### REQUIRED WORK
Lines before the one containing "Type out the text in this image." are excluded; reproduce that line and all lines after it in the entries below, exactly.

### RECORDS FOR THE TASK
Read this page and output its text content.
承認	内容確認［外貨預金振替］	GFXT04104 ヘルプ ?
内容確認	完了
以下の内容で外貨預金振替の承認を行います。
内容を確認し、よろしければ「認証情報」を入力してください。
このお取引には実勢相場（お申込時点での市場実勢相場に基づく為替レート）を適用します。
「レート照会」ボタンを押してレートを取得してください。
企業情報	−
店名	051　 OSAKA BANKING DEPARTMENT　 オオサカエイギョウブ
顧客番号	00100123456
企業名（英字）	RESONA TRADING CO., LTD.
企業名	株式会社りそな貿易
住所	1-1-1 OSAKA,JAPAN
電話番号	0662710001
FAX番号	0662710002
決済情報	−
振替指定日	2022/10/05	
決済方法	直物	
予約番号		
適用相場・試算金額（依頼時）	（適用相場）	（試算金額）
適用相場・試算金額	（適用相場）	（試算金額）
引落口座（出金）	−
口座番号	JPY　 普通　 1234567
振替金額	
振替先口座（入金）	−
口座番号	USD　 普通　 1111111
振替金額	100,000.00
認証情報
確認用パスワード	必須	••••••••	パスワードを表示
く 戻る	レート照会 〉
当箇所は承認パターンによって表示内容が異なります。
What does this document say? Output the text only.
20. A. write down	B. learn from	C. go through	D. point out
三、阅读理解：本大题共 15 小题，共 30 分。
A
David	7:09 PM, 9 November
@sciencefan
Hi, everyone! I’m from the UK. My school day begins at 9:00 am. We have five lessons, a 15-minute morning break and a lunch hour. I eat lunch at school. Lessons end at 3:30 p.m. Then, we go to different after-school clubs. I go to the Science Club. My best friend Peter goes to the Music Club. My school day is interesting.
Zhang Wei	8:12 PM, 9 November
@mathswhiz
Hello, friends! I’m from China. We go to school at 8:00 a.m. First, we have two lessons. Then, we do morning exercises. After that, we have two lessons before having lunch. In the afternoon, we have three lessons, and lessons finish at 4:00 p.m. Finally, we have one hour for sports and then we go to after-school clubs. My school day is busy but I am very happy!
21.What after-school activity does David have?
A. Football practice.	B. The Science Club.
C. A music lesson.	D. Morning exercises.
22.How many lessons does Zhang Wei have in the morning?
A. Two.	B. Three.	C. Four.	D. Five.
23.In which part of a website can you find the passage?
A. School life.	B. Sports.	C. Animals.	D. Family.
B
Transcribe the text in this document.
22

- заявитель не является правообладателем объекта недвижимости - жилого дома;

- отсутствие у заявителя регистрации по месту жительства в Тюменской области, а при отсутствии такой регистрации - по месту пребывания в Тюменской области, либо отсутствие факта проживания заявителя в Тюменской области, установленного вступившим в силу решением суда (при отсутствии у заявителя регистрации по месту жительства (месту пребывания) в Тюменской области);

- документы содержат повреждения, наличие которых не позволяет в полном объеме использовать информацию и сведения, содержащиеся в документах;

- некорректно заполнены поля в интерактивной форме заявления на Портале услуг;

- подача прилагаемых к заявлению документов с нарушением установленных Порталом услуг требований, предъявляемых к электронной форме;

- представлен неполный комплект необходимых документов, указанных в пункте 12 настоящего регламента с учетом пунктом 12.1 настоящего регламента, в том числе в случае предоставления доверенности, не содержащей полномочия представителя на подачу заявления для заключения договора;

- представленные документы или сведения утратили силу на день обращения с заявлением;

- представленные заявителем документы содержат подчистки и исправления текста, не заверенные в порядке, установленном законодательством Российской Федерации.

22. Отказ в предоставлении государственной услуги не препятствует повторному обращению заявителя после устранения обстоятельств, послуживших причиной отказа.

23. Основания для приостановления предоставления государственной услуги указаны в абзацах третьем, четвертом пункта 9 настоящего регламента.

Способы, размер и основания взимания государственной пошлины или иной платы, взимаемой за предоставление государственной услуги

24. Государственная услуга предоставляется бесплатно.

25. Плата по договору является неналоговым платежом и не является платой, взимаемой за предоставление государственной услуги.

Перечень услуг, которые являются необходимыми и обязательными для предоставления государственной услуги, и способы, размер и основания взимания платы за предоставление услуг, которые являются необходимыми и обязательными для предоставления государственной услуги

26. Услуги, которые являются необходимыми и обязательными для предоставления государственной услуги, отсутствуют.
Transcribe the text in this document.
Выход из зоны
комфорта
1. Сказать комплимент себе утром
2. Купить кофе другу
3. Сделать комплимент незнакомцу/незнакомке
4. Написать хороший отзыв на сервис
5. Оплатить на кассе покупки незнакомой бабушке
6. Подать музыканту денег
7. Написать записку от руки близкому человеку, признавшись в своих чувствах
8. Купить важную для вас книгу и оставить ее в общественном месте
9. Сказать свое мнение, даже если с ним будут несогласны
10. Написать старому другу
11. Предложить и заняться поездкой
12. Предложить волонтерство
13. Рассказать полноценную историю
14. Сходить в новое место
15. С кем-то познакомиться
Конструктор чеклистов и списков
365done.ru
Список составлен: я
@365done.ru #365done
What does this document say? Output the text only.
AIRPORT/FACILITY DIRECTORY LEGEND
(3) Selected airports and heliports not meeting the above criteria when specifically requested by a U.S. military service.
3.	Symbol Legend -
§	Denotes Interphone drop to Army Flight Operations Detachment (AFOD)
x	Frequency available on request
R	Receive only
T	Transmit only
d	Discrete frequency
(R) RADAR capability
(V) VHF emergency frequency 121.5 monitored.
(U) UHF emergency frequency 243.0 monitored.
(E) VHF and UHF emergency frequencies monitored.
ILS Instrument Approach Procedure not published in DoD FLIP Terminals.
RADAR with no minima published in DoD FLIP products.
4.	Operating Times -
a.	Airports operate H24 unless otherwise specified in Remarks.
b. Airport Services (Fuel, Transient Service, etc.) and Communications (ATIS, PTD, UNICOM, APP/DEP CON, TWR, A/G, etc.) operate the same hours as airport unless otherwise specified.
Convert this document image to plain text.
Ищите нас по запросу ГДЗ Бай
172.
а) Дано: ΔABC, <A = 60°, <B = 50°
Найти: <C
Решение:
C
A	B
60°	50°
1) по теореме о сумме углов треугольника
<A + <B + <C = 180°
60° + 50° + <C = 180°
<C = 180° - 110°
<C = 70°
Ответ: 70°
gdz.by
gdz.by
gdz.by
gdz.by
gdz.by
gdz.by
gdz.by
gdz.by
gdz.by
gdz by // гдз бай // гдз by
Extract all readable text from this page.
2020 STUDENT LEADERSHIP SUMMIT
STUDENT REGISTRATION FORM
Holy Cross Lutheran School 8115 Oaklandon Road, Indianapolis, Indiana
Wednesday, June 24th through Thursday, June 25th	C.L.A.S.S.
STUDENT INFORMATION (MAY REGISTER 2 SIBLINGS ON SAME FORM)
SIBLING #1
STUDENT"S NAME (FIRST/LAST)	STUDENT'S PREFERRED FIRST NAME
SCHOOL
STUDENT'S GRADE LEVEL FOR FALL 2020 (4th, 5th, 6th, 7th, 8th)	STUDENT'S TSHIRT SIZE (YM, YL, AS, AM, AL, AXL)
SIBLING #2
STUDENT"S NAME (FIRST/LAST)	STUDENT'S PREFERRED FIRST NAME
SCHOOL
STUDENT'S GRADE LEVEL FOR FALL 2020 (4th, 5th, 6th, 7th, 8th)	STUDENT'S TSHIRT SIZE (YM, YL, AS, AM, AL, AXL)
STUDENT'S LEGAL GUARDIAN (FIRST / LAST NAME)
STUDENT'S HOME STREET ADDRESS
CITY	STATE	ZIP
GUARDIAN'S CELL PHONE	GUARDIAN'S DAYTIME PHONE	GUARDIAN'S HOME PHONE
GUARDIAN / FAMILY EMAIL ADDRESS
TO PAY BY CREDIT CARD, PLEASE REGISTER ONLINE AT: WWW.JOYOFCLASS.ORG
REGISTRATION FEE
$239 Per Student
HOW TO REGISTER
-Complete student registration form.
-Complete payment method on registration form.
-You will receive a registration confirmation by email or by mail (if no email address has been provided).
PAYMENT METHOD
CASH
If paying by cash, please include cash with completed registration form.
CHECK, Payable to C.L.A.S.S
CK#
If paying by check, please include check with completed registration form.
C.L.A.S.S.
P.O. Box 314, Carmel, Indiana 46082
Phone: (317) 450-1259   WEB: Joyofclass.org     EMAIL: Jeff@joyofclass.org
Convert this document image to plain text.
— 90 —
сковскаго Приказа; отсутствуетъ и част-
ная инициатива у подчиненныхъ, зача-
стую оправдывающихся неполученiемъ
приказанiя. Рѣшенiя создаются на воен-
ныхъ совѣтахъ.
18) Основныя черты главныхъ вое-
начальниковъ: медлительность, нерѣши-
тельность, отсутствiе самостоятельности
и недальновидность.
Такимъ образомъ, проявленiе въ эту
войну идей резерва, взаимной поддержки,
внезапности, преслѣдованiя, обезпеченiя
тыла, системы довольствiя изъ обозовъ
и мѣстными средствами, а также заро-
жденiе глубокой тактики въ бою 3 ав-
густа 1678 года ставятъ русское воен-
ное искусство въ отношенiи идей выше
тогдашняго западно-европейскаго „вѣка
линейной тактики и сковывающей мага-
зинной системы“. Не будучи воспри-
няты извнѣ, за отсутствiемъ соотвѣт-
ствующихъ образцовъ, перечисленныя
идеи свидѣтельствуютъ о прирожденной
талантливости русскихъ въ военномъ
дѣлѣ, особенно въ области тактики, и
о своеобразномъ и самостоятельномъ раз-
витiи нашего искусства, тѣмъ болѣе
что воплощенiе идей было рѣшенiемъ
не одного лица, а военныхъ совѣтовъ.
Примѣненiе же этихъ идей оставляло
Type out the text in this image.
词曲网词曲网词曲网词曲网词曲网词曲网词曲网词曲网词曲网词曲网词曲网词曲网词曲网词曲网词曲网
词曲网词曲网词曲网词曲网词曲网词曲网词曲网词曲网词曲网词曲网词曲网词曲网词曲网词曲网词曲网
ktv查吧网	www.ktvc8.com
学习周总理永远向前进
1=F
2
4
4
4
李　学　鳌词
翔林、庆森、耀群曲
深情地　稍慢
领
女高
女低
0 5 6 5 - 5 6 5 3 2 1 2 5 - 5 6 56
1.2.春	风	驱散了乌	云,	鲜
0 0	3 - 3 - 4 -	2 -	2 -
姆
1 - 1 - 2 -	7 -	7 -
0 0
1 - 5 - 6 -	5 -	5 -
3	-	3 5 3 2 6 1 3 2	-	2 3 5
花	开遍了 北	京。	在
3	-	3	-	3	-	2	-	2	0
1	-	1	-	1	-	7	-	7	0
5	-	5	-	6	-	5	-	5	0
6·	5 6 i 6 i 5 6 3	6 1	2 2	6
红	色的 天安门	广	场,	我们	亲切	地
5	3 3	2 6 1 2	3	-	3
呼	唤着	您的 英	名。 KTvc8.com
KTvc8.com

### WORKED SOLUTION
Type out the text in this image.
词曲网词曲网词曲网词曲网词曲网词曲网词曲网词曲网词曲网词曲网词曲网词曲网词曲网词曲网词曲网
词曲网词曲网词曲网词曲网词曲网词曲网词曲网词曲网词曲网词曲网词曲网词曲网词曲网词曲网词曲网
ktv查吧网	www.ktvc8.com
学习周总理永远向前进
1=F
2
4
4
4
李　学　鳌词
翔林、庆森、耀群曲
深情地　稍慢
领
女高
女低
0 5 6 5 - 5 6 5 3 2 1 2 5 - 5 6 56
1.2.春	风	驱散了乌	云,	鲜
0 0	3 - 3 - 4 -	2 -	2 -
姆
1 - 1 - 2 -	7 -	7 -
0 0
1 - 5 - 6 -	5 -	5 -
3	-	3 5 3 2 6 1 3 2	-	2 3 5
花	开遍了 北	京。	在
3	-	3	-	3	-	2	-	2	0
1	-	1	-	1	-	7	-	7	0
5	-	5	-	6	-	5	-	5	0
6·	5 6 i 6 i 5 6 3	6 1	2 2	6
红	色的 天安门	广	场,	我们	亲切	地
5	3 3	2 6 1 2	3	-	3
呼	唤着	您的 英	名。 KTvc8.com
KTvc8.com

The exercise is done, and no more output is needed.